Records of where elements appear
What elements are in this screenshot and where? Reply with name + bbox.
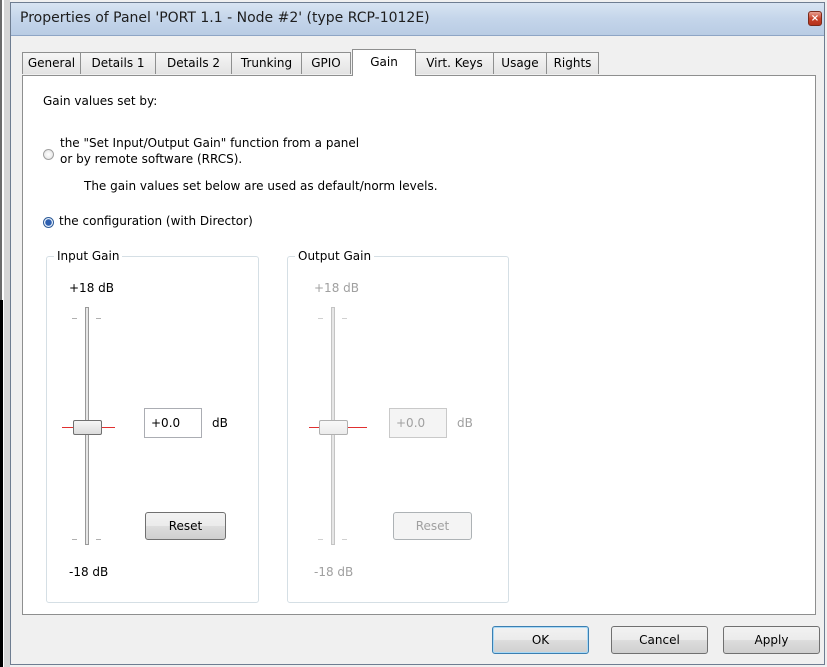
ok-button[interactable]: OK bbox=[492, 626, 589, 654]
output-gain-reset-button[interactable]: Reset bbox=[393, 512, 472, 540]
title-bar[interactable]: Properties of Panel 'PORT 1.1 - Node #2'… bbox=[11, 3, 824, 36]
output-gain-slider-thumb[interactable] bbox=[319, 420, 348, 435]
tick-top-right bbox=[96, 318, 101, 319]
tab-gpio[interactable]: GPIO bbox=[301, 52, 351, 74]
close-icon[interactable]: × bbox=[808, 11, 822, 26]
tick-bottom-left bbox=[72, 539, 77, 540]
input-gain-min-label: -18 dB bbox=[69, 565, 109, 579]
tab-virt-keys[interactable]: Virt. Keys bbox=[415, 52, 494, 74]
tab-usage[interactable]: Usage bbox=[493, 52, 547, 74]
output-gain-group: Output Gain +18 dB +0.0 dB Reset -18 dB bbox=[287, 249, 509, 603]
default-norm-note: The gain values set below are used as de… bbox=[84, 179, 438, 193]
tick-top-left bbox=[318, 318, 323, 319]
radio-panel-function[interactable] bbox=[43, 149, 54, 160]
output-gain-value-field[interactable]: +0.0 bbox=[389, 408, 447, 438]
tab-gain[interactable]: Gain bbox=[352, 49, 416, 76]
input-gain-slider-thumb[interactable] bbox=[73, 420, 102, 435]
gain-heading: Gain values set by: bbox=[43, 94, 158, 108]
tick-bottom-right bbox=[96, 539, 101, 540]
tick-bottom-left bbox=[318, 539, 323, 540]
apply-button[interactable]: Apply bbox=[723, 626, 820, 654]
tick-top-right bbox=[342, 318, 347, 319]
input-gain-value-field[interactable]: +0.0 bbox=[144, 408, 202, 438]
radio-configuration-label[interactable]: the configuration (with Director) bbox=[59, 214, 253, 228]
output-gain-max-label: +18 dB bbox=[314, 281, 359, 295]
output-gain-label: Output Gain bbox=[295, 249, 375, 263]
tick-bottom-right bbox=[342, 539, 347, 540]
output-gain-unit: dB bbox=[457, 416, 473, 430]
output-gain-min-label: -18 dB bbox=[314, 565, 354, 579]
radio-panel-function-label-2[interactable]: or by remote software (RRCS). bbox=[60, 152, 242, 166]
tab-general[interactable]: General bbox=[22, 52, 81, 74]
background-window-edge bbox=[0, 0, 10, 667]
tab-details-2[interactable]: Details 2 bbox=[155, 52, 232, 74]
tick-top-left bbox=[72, 318, 77, 319]
tab-details-1[interactable]: Details 1 bbox=[80, 52, 156, 74]
cancel-button[interactable]: Cancel bbox=[611, 626, 708, 654]
input-gain-reset-button[interactable]: Reset bbox=[145, 512, 226, 540]
tab-trunking[interactable]: Trunking bbox=[231, 52, 302, 74]
radio-configuration[interactable] bbox=[43, 217, 54, 228]
input-gain-group: Input Gain +18 dB +0.0 dB Reset -18 dB bbox=[46, 249, 259, 603]
input-gain-label: Input Gain bbox=[54, 249, 123, 263]
input-gain-unit: dB bbox=[212, 416, 228, 430]
tab-rights[interactable]: Rights bbox=[546, 52, 599, 74]
properties-dialog: Properties of Panel 'PORT 1.1 - Node #2'… bbox=[10, 2, 825, 665]
input-gain-max-label: +18 dB bbox=[69, 281, 114, 295]
radio-panel-function-label-1[interactable]: the "Set Input/Output Gain" function fro… bbox=[60, 136, 359, 150]
window-title: Properties of Panel 'PORT 1.1 - Node #2'… bbox=[20, 10, 430, 26]
gain-tab-panel: Gain values set by: the "Set Input/Outpu… bbox=[22, 75, 816, 615]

## Instruction
Lay out every line of the rows above as a numbered list, skipping any blank lines. Leave the pictures out.

## Final result
1. What elements are in this screenshot and where? Reply with name + bbox.
2. ok-button[interactable]: OK bbox=[492, 626, 589, 654]
3. output-gain-reset-button[interactable]: Reset bbox=[393, 512, 472, 540]
4. title-bar[interactable]: Properties of Panel 'PORT 1.1 - Node #2'… bbox=[11, 3, 824, 36]
5. output-gain-slider-thumb[interactable] bbox=[319, 420, 348, 435]
6. tick-top-right bbox=[96, 318, 101, 319]
7. tab-gpio[interactable]: GPIO bbox=[301, 52, 351, 74]
8. close-icon[interactable]: × bbox=[808, 11, 822, 26]
9. tick-bottom-left bbox=[72, 539, 77, 540]
10. input-gain-min-label: -18 dB bbox=[69, 565, 109, 579]
11. tab-virt-keys[interactable]: Virt. Keys bbox=[415, 52, 494, 74]
12. tab-usage[interactable]: Usage bbox=[493, 52, 547, 74]
13. output-gain-group: Output Gain +18 dB +0.0 dB Reset -18 dB bbox=[287, 249, 509, 603]
14. default-norm-note: The gain values set below are used as de… bbox=[84, 179, 438, 193]
15. tick-top-left bbox=[318, 318, 323, 319]
16. radio-panel-function[interactable] bbox=[43, 149, 54, 160]
17. output-gain-value-field[interactable]: +0.0 bbox=[389, 408, 447, 438]
18. tab-gain[interactable]: Gain bbox=[352, 49, 416, 76]
19. input-gain-slider-thumb[interactable] bbox=[73, 420, 102, 435]
20. gain-heading: Gain values set by: bbox=[43, 94, 158, 108]
21. tick-bottom-right bbox=[96, 539, 101, 540]
22. tick-bottom-left bbox=[318, 539, 323, 540]
23. apply-button[interactable]: Apply bbox=[723, 626, 820, 654]
24. tick-top-right bbox=[342, 318, 347, 319]
25. input-gain-value-field[interactable]: +0.0 bbox=[144, 408, 202, 438]
26. radio-configuration-label[interactable]: the configuration (with Director) bbox=[59, 214, 253, 228]
27. output-gain-max-label: +18 dB bbox=[314, 281, 359, 295]
28. output-gain-label: Output Gain bbox=[295, 249, 375, 263]
29. tick-bottom-right bbox=[342, 539, 347, 540]
30. output-gain-unit: dB bbox=[457, 416, 473, 430]
31. output-gain-min-label: -18 dB bbox=[314, 565, 354, 579]
32. radio-panel-function-label-2[interactable]: or by remote software (RRCS). bbox=[60, 152, 242, 166]
33. tab-general[interactable]: General bbox=[22, 52, 81, 74]
34. background-window-edge bbox=[0, 0, 10, 667]
35. tab-details-2[interactable]: Details 2 bbox=[155, 52, 232, 74]
36. tick-top-left bbox=[72, 318, 77, 319]
37. tab-details-1[interactable]: Details 1 bbox=[80, 52, 156, 74]
38. cancel-button[interactable]: Cancel bbox=[611, 626, 708, 654]
39. input-gain-reset-button[interactable]: Reset bbox=[145, 512, 226, 540]
40. tab-trunking[interactable]: Trunking bbox=[231, 52, 302, 74]
41. radio-configuration[interactable] bbox=[43, 217, 54, 228]
42. input-gain-group: Input Gain +18 dB +0.0 dB Reset -18 dB bbox=[46, 249, 259, 603]
43. input-gain-label: Input Gain bbox=[54, 249, 123, 263]
44. input-gain-unit: dB bbox=[212, 416, 228, 430]
45. tab-rights[interactable]: Rights bbox=[546, 52, 599, 74]
46. properties-dialog: Properties of Panel 'PORT 1.1 - Node #2'… bbox=[10, 2, 825, 665]
47. input-gain-max-label: +18 dB bbox=[69, 281, 114, 295]
48. radio-panel-function-label-1[interactable]: the "Set Input/Output Gain" function fro… bbox=[60, 136, 359, 150]
49. window-title: Properties of Panel 'PORT 1.1 - Node #2'… bbox=[20, 10, 430, 26]
50. gain-tab-panel: Gain values set by: the "Set Input/Outpu… bbox=[22, 75, 816, 615]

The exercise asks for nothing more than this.